▶ Stored data:
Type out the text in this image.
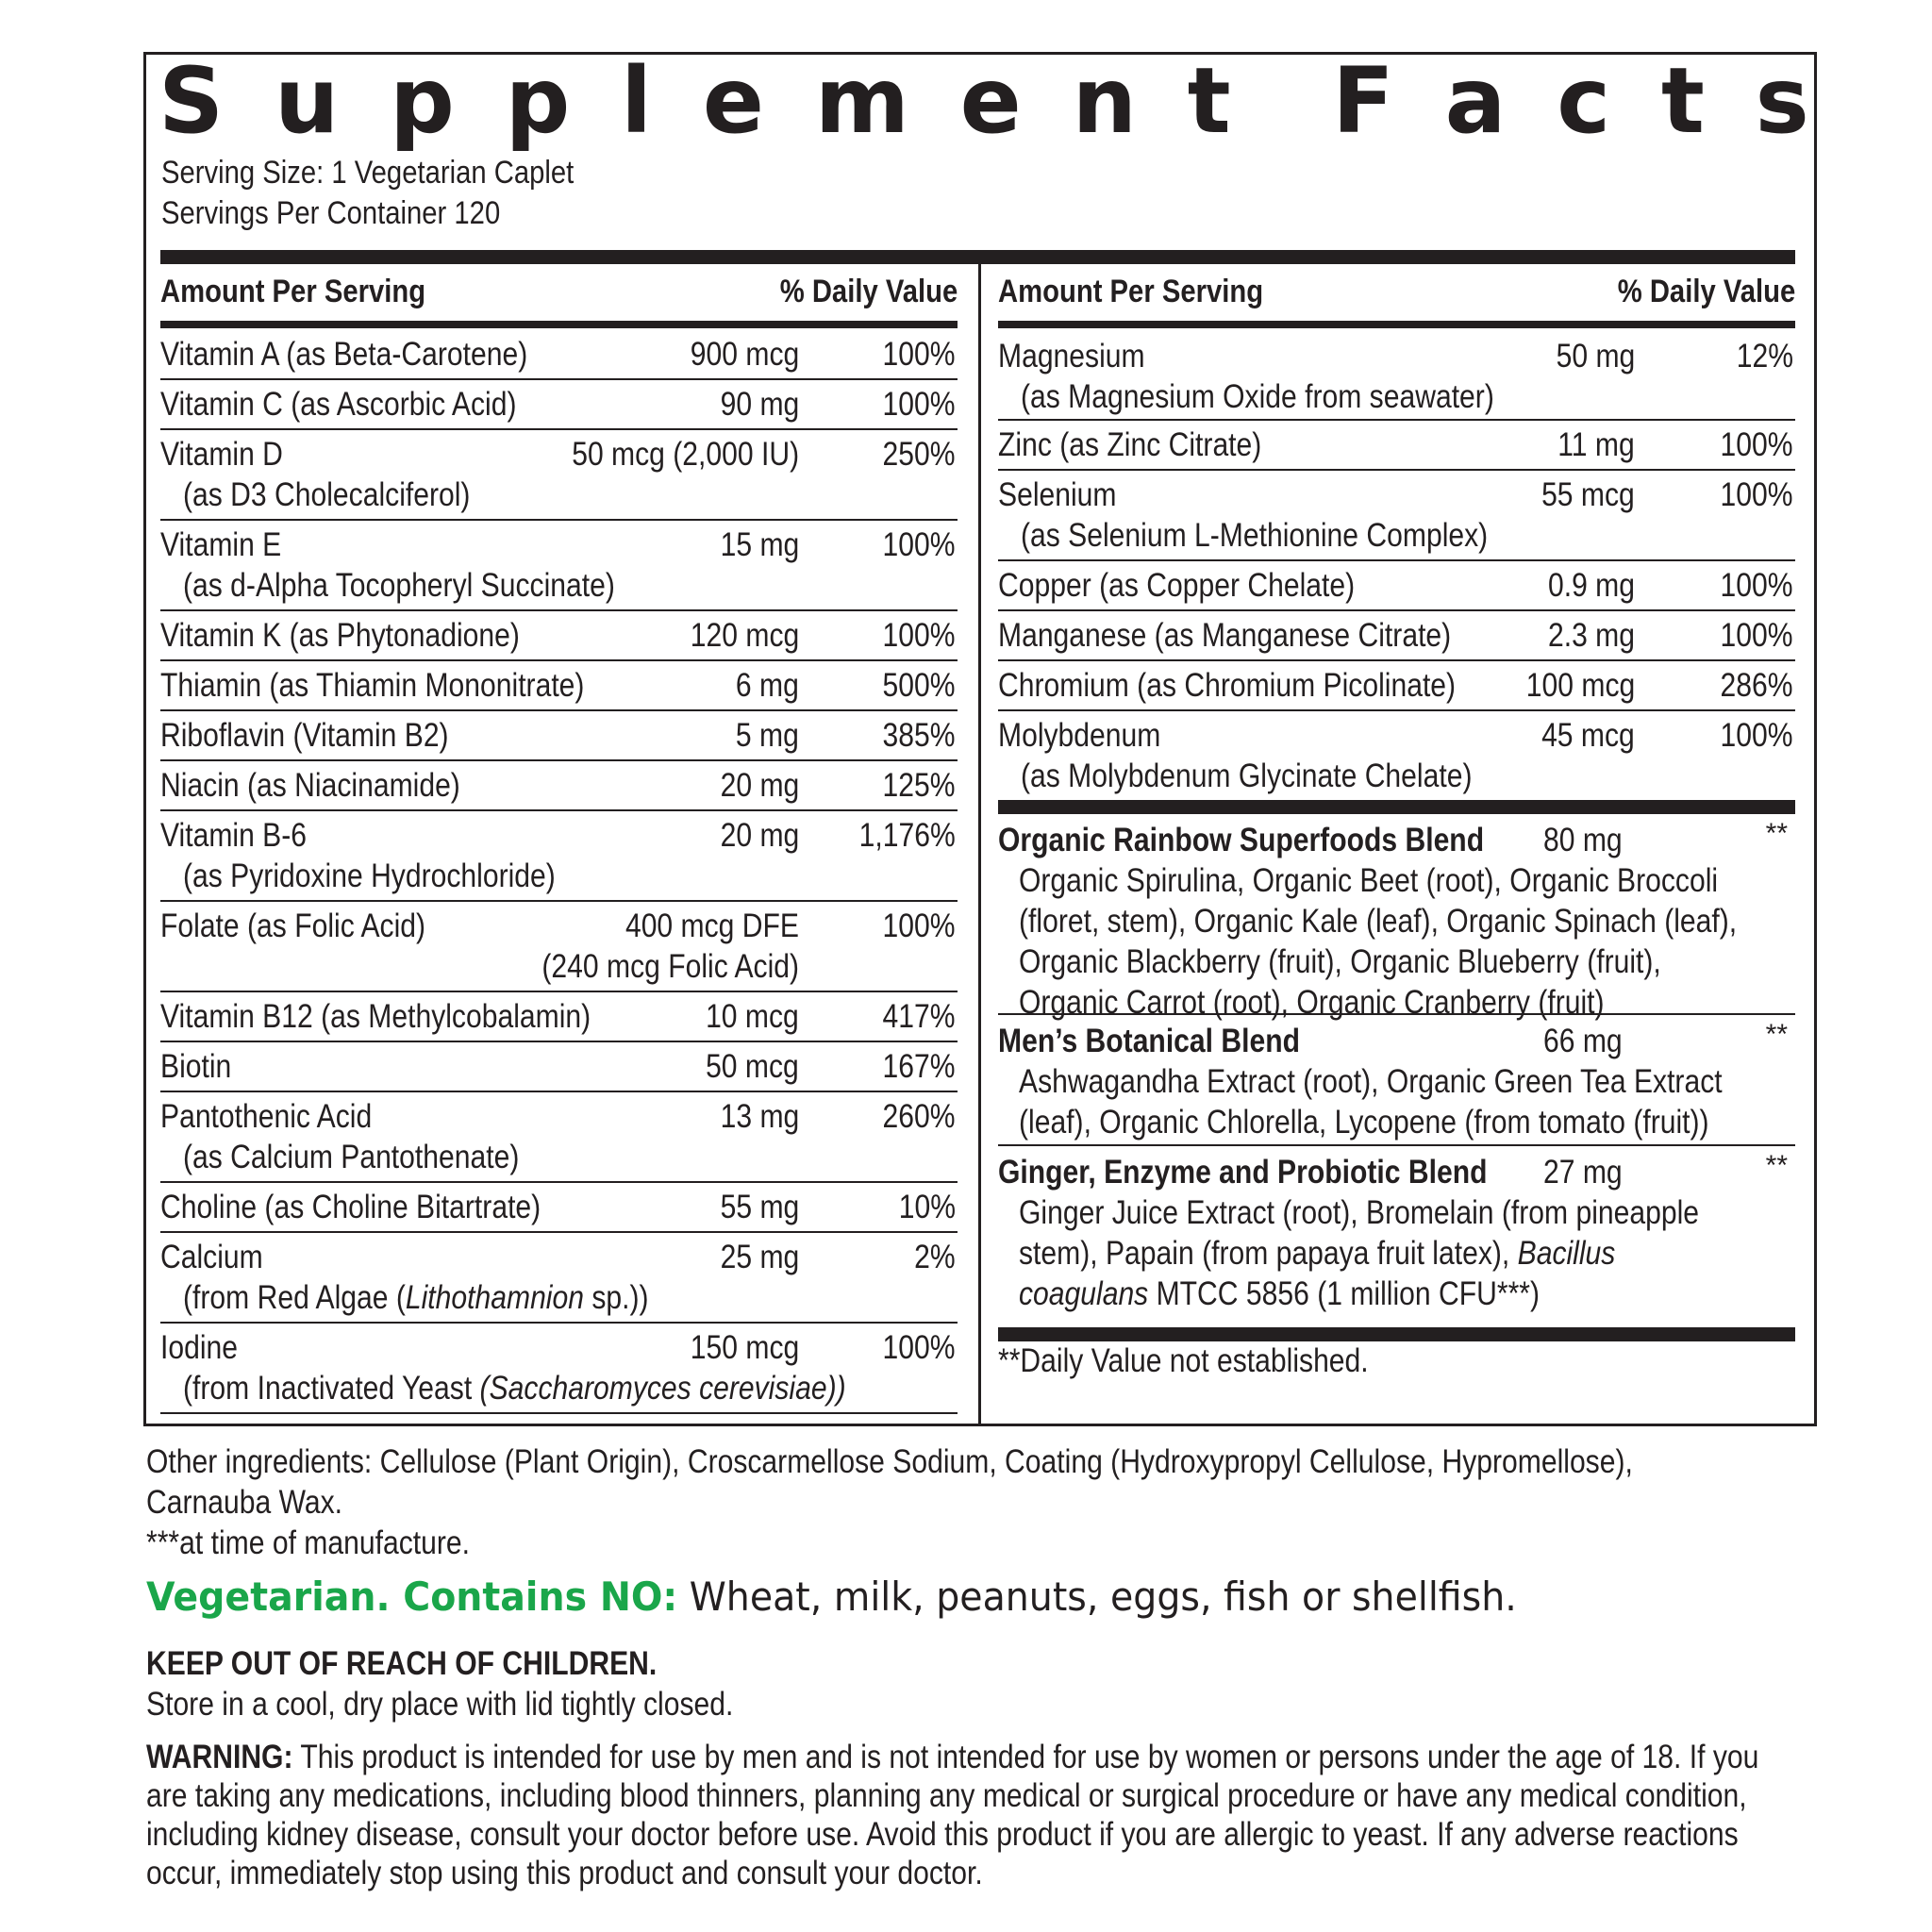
S u p p l e m e n t F a c t s
Serving Size: 1 Vegetarian Caplet
Servings Per Container 120
Amount Per Serving	% Daily Value
Vitamin A (as Beta-Carotene)	900 mcg	100%
Vitamin C (as Ascorbic Acid)	90 mg	100%
Vitamin D
(as D3 Cholecalciferol)
50 mcg (2,000 IU)	250%
Vitamin E
(as d-Alpha Tocopheryl Succinate)
15 mg	100%
Vitamin K (as Phytonadione)	120 mcg	100%
Thiamin (as Thiamin Mononitrate)	6 mg	500%
Riboflavin (Vitamin B2)	5 mg	385%
Niacin (as Niacinamide)	20 mg	125%
Vitamin B-6
(as Pyridoxine Hydrochloride)
20 mg 1,176%
Folate (as Folic Acid)	400 mcg DFE
(240 mcg Folic Acid)
100%
Vitamin B12 (as Methylcobalamin)	10 mcg	417%
Biotin	50 mcg	167%
Pantothenic Acid
(as Calcium Pantothenate)
13 mg	260%
Choline (as Choline Bitartrate)	55 mg	10%
Calcium
(from Red Algae (Lithothamnion sp.))
25 mg	2%
Iodine
(from Inactivated Yeast (Saccharomyces cerevisiae))
150 mcg	100%
Amount Per Serving	% Daily Value
Magnesium
(as Magnesium Oxide from seawater)
50 mg	12%
Zinc (as Zinc Citrate)	11 mg	100%
Selenium
(as Selenium L-Methionine Complex)
55 mcg	100%
Copper (as Copper Chelate)	0.9 mg	100%
Manganese (as Manganese Citrate)	2.3 mg	100%
Chromium (as Chromium Picolinate) 100 mcg	286%
Molybdenum
(as Molybdenum Glycinate Chelate)
45 mcg	100%
Organic Rainbow Superfoods Blend 80 mg	**
Organic Spirulina, Organic Beet (root), Organic Broccoli
(floret, stem), Organic Kale (leaf), Organic Spinach (leaf),
Organic Blackberry (fruit), Organic Blueberry (fruit),
Organic Carrot (root), Organic Cranberry (fruit)
Men’s Botanical Blend	66 mg	**
Ashwagandha Extract (root), Organic Green Tea Extract
(leaf), Organic Chlorella, Lycopene (from tomato (fruit))
Ginger, Enzyme and Probiotic Blend 27 mg	**
Ginger Juice Extract (root), Bromelain (from pineapple
stem), Papain (from papaya fruit latex), Bacillus
coagulans MTCC 5856 (1 million CFU***)
**Daily Value not established.
Other ingredients: Cellulose (Plant Origin), Croscarmellose Sodium, Coating (Hydroxypropyl Cellulose, Hypromellose),
Carnauba Wax.
***at time of manufacture.
Vegetarian. Contains NO: Wheat, milk, peanuts, eggs, fish or shellfish.
KEEP OUT OF REACH OF CHILDREN.
Store in a cool, dry place with lid tightly closed.
WARNING: This product is intended for use by men and is not intended for use by women or persons under the age of 18. If you
are taking any medications, including blood thinners, planning any medical or surgical procedure or have any medical condition,
including kidney disease, consult your doctor before use. Avoid this product if you are allergic to yeast. If any adverse reactions
occur, immediately stop using this product and consult your doctor.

▶ Your assignment: Copy the material shown above in full and exactly. Skip the pictures.

▶ Output of the exercise:
Type out the text in this image.
S u p p l e m e n t F a c t s
Serving Size: 1 Vegetarian Caplet
Servings Per Container 120
Amount Per Serving	% Daily Value
Vitamin A (as Beta-Carotene)	900 mcg	100%
Vitamin C (as Ascorbic Acid)	90 mg	100%
Vitamin D
(as D3 Cholecalciferol)
50 mcg (2,000 IU)	250%
Vitamin E
(as d-Alpha Tocopheryl Succinate)
15 mg	100%
Vitamin K (as Phytonadione)	120 mcg	100%
Thiamin (as Thiamin Mononitrate)	6 mg	500%
Riboflavin (Vitamin B2)	5 mg	385%
Niacin (as Niacinamide)	20 mg	125%
Vitamin B-6
(as Pyridoxine Hydrochloride)
20 mg 1,176%
Folate (as Folic Acid)	400 mcg DFE
(240 mcg Folic Acid)
100%
Vitamin B12 (as Methylcobalamin)	10 mcg	417%
Biotin	50 mcg	167%
Pantothenic Acid
(as Calcium Pantothenate)
13 mg	260%
Choline (as Choline Bitartrate)	55 mg	10%
Calcium
(from Red Algae (Lithothamnion sp.))
25 mg	2%
Iodine
(from Inactivated Yeast (Saccharomyces cerevisiae))
150 mcg	100%
Amount Per Serving	% Daily Value
Magnesium
(as Magnesium Oxide from seawater)
50 mg	12%
Zinc (as Zinc Citrate)	11 mg	100%
Selenium
(as Selenium L-Methionine Complex)
55 mcg	100%
Copper (as Copper Chelate)	0.9 mg	100%
Manganese (as Manganese Citrate)	2.3 mg	100%
Chromium (as Chromium Picolinate) 100 mcg	286%
Molybdenum
(as Molybdenum Glycinate Chelate)
45 mcg	100%
Organic Rainbow Superfoods Blend 80 mg	**
Organic Spirulina, Organic Beet (root), Organic Broccoli
(floret, stem), Organic Kale (leaf), Organic Spinach (leaf),
Organic Blackberry (fruit), Organic Blueberry (fruit),
Organic Carrot (root), Organic Cranberry (fruit)
Men’s Botanical Blend	66 mg	**
Ashwagandha Extract (root), Organic Green Tea Extract
(leaf), Organic Chlorella, Lycopene (from tomato (fruit))
Ginger, Enzyme and Probiotic Blend 27 mg	**
Ginger Juice Extract (root), Bromelain (from pineapple
stem), Papain (from papaya fruit latex), Bacillus
coagulans MTCC 5856 (1 million CFU***)
**Daily Value not established.
Other ingredients: Cellulose (Plant Origin), Croscarmellose Sodium, Coating (Hydroxypropyl Cellulose, Hypromellose),
Carnauba Wax.
***at time of manufacture.
Vegetarian. Contains NO: Wheat, milk, peanuts, eggs, fish or shellfish.
KEEP OUT OF REACH OF CHILDREN.
Store in a cool, dry place with lid tightly closed.
WARNING: This product is intended for use by men and is not intended for use by women or persons under the age of 18. If you
are taking any medications, including blood thinners, planning any medical or surgical procedure or have any medical condition,
including kidney disease, consult your doctor before use. Avoid this product if you are allergic to yeast. If any adverse reactions
occur, immediately stop using this product and consult your doctor.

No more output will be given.